WHAT YOU SHOULD DO:
Examine the records and identify each line that includes the string "JSON". Copy those lines.

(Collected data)
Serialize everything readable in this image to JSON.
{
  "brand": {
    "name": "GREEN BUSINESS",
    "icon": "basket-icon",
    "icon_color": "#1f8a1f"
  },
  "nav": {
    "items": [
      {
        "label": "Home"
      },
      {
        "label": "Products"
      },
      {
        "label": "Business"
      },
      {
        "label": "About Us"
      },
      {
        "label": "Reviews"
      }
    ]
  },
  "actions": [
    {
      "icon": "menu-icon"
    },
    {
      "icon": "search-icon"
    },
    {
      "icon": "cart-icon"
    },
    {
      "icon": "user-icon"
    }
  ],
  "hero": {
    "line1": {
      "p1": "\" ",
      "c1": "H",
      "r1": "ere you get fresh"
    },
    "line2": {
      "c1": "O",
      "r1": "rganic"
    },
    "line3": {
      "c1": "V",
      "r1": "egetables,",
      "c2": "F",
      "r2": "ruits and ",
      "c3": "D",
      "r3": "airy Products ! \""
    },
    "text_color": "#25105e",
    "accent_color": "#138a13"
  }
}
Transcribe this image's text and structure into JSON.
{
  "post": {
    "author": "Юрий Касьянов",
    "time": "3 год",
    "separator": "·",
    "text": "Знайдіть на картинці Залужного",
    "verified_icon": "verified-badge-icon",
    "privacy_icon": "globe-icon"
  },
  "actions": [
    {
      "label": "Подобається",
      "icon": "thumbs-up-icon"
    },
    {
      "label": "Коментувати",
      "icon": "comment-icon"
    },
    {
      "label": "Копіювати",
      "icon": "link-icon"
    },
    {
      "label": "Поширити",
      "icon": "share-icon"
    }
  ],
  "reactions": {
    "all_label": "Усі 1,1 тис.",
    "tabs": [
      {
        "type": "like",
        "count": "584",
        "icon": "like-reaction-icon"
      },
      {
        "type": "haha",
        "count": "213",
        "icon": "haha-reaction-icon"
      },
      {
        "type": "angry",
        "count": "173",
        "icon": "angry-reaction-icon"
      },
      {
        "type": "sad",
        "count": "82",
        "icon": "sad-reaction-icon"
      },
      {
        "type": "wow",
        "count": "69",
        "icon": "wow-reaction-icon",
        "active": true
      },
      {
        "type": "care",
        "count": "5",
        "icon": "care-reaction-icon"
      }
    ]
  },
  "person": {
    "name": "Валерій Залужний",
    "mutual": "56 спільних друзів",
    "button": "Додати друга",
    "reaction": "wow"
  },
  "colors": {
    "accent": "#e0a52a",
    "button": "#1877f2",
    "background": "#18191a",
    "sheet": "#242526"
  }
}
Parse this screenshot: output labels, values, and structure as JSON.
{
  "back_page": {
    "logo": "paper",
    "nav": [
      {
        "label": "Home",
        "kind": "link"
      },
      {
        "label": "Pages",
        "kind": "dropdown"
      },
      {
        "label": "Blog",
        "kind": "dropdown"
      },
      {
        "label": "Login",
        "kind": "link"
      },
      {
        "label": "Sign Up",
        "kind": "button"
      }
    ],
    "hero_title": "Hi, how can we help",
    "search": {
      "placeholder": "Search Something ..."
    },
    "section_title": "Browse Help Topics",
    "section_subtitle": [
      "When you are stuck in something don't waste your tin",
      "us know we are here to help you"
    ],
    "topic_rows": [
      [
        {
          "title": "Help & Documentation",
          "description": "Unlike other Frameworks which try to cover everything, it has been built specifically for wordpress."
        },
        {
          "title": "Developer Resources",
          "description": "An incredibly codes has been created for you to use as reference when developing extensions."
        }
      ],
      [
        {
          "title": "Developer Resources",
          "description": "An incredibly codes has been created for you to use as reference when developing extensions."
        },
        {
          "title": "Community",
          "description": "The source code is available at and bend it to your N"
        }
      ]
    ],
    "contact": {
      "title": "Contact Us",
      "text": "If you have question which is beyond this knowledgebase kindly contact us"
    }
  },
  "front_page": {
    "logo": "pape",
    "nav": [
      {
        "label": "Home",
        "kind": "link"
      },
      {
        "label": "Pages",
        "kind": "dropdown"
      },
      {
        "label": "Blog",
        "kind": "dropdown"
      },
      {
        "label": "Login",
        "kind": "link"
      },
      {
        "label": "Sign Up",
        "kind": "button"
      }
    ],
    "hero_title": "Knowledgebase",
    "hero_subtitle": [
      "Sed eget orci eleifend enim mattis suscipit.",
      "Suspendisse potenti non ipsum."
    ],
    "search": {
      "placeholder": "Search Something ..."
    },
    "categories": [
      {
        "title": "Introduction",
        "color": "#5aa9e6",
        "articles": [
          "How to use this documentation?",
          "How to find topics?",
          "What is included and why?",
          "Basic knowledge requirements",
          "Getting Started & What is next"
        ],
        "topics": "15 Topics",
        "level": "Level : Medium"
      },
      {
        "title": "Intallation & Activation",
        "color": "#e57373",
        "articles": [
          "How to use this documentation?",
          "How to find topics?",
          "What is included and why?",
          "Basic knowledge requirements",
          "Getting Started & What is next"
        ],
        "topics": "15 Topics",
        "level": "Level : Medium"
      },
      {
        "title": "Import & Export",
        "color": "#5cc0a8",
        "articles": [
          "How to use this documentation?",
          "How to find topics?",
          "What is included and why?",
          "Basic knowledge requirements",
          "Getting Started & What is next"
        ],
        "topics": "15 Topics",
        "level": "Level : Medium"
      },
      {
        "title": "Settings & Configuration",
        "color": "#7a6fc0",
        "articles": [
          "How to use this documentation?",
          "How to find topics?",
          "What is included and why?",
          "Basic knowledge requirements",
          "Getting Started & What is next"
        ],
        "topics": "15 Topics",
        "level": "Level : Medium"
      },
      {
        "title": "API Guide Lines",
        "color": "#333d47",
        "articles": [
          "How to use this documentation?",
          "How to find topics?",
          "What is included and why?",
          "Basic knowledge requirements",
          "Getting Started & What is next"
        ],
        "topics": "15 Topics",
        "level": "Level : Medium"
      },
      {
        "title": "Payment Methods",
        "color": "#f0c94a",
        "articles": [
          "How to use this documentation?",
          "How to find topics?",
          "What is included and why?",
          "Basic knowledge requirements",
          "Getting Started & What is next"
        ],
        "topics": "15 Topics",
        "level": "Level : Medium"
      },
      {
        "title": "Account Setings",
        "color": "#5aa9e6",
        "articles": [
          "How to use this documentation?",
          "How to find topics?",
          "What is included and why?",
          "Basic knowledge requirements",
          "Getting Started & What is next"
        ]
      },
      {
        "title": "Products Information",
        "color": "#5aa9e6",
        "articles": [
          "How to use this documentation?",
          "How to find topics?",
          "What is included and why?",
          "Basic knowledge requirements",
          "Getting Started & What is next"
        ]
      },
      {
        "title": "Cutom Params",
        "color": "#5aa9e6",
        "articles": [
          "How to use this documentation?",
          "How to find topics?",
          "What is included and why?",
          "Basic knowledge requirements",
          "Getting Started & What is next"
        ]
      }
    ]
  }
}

TASK SOLUTION:
Serialize everything readable in this image to JSON.
Transcribe this image's text and structure into JSON.
Parse this screenshot: output labels, values, and structure as JSON.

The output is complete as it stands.